GOAL> Reproduce all entries precisely, down to the last character.

GIVEN DATA>

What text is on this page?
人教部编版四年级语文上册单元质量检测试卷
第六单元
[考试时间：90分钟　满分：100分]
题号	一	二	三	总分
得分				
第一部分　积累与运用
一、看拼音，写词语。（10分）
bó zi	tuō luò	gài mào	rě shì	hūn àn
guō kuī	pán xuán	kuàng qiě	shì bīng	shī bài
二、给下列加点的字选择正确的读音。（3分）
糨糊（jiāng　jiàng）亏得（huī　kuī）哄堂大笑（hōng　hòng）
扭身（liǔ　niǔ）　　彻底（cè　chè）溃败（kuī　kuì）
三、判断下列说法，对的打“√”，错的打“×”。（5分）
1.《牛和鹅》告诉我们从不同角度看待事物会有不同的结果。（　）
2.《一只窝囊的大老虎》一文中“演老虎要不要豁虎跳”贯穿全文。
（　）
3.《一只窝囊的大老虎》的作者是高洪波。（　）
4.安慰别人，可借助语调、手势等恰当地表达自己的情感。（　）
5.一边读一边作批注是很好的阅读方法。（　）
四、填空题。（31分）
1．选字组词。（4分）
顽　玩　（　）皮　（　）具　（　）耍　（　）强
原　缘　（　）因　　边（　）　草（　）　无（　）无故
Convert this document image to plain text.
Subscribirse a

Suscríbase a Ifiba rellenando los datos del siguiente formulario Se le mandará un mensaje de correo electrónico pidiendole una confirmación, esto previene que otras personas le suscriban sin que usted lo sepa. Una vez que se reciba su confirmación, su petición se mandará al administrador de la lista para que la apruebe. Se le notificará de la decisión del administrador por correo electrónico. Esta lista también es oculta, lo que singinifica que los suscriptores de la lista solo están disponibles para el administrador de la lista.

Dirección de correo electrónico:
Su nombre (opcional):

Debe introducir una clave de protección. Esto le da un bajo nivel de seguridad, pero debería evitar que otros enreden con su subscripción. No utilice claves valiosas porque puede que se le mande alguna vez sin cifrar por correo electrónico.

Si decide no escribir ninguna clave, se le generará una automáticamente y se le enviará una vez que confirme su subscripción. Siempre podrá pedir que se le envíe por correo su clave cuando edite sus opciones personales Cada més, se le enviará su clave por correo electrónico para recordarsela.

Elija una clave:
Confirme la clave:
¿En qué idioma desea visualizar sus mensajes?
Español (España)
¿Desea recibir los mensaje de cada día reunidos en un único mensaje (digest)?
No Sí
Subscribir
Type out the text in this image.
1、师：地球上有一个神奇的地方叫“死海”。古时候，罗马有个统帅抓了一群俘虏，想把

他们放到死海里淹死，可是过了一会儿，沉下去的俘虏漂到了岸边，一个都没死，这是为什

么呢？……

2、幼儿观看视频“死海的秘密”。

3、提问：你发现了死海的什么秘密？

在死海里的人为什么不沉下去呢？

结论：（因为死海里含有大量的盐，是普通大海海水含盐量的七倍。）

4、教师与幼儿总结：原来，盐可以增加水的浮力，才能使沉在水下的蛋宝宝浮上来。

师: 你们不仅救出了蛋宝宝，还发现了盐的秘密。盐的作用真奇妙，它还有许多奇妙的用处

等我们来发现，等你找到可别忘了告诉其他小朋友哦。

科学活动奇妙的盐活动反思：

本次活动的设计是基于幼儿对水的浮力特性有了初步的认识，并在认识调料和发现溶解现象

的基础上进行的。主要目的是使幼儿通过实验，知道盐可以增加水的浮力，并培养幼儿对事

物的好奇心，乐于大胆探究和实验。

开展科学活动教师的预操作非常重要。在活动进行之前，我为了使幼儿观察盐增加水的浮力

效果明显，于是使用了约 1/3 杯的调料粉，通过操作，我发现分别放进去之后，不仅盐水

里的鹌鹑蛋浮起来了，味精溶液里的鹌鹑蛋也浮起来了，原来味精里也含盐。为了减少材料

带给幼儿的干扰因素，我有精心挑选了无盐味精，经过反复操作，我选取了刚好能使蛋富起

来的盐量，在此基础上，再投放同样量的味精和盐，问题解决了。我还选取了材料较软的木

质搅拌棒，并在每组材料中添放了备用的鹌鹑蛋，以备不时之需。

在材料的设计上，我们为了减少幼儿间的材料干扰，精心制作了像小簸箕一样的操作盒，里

RESULT OF THIS TASK>
What text is on this page?
人教部编版四年级语文上册单元质量检测试卷
第六单元
[考试时间：90分钟　满分：100分]
题号	一	二	三	总分
得分				
第一部分　积累与运用
一、看拼音，写词语。（10分）
bó zi	tuō luò	gài mào	rě shì	hūn àn
guō kuī	pán xuán	kuàng qiě	shì bīng	shī bài
二、给下列加点的字选择正确的读音。（3分）
糨糊（jiāng　jiàng）亏得（huī　kuī）哄堂大笑（hōng　hòng）
扭身（liǔ　niǔ）　　彻底（cè　chè）溃败（kuī　kuì）
三、判断下列说法，对的打“√”，错的打“×”。（5分）
1.《牛和鹅》告诉我们从不同角度看待事物会有不同的结果。（　）
2.《一只窝囊的大老虎》一文中“演老虎要不要豁虎跳”贯穿全文。
（　）
3.《一只窝囊的大老虎》的作者是高洪波。（　）
4.安慰别人，可借助语调、手势等恰当地表达自己的情感。（　）
5.一边读一边作批注是很好的阅读方法。（　）
四、填空题。（31分）
1．选字组词。（4分）
顽　玩　（　）皮　（　）具　（　）耍　（　）强
原　缘　（　）因　　边（　）　草（　）　无（　）无故
Convert this document image to plain text.
Subscribirse a

Suscríbase a Ifiba rellenando los datos del siguiente formulario Se le mandará un mensaje de correo electrónico pidiendole una confirmación, esto previene que otras personas le suscriban sin que usted lo sepa. Una vez que se reciba su confirmación, su petición se mandará al administrador de la lista para que la apruebe. Se le notificará de la decisión del administrador por correo electrónico. Esta lista también es oculta, lo que singinifica que los suscriptores de la lista solo están disponibles para el administrador de la lista.

Dirección de correo electrónico:
Su nombre (opcional):

Debe introducir una clave de protección. Esto le da un bajo nivel de seguridad, pero debería evitar que otros enreden con su subscripción. No utilice claves valiosas porque puede que se le mande alguna vez sin cifrar por correo electrónico.

Si decide no escribir ninguna clave, se le generará una automáticamente y se le enviará una vez que confirme su subscripción. Siempre podrá pedir que se le envíe por correo su clave cuando edite sus opciones personales Cada més, se le enviará su clave por correo electrónico para recordarsela.

Elija una clave:
Confirme la clave:
¿En qué idioma desea visualizar sus mensajes?
Español (España)
¿Desea recibir los mensaje de cada día reunidos en un único mensaje (digest)?
No Sí
Subscribir
Type out the text in this image.
1、师：地球上有一个神奇的地方叫“死海”。古时候，罗马有个统帅抓了一群俘虏，想把

他们放到死海里淹死，可是过了一会儿，沉下去的俘虏漂到了岸边，一个都没死，这是为什

么呢？……

2、幼儿观看视频“死海的秘密”。

3、提问：你发现了死海的什么秘密？

在死海里的人为什么不沉下去呢？

结论：（因为死海里含有大量的盐，是普通大海海水含盐量的七倍。）

4、教师与幼儿总结：原来，盐可以增加水的浮力，才能使沉在水下的蛋宝宝浮上来。

师: 你们不仅救出了蛋宝宝，还发现了盐的秘密。盐的作用真奇妙，它还有许多奇妙的用处

等我们来发现，等你找到可别忘了告诉其他小朋友哦。

科学活动奇妙的盐活动反思：

本次活动的设计是基于幼儿对水的浮力特性有了初步的认识，并在认识调料和发现溶解现象

的基础上进行的。主要目的是使幼儿通过实验，知道盐可以增加水的浮力，并培养幼儿对事

物的好奇心，乐于大胆探究和实验。

开展科学活动教师的预操作非常重要。在活动进行之前，我为了使幼儿观察盐增加水的浮力

效果明显，于是使用了约 1/3 杯的调料粉，通过操作，我发现分别放进去之后，不仅盐水

里的鹌鹑蛋浮起来了，味精溶液里的鹌鹑蛋也浮起来了，原来味精里也含盐。为了减少材料

带给幼儿的干扰因素，我有精心挑选了无盐味精，经过反复操作，我选取了刚好能使蛋富起

来的盐量，在此基础上，再投放同样量的味精和盐，问题解决了。我还选取了材料较软的木

质搅拌棒，并在每组材料中添放了备用的鹌鹑蛋，以备不时之需。

在材料的设计上，我们为了减少幼儿间的材料干扰，精心制作了像小簸箕一样的操作盒，里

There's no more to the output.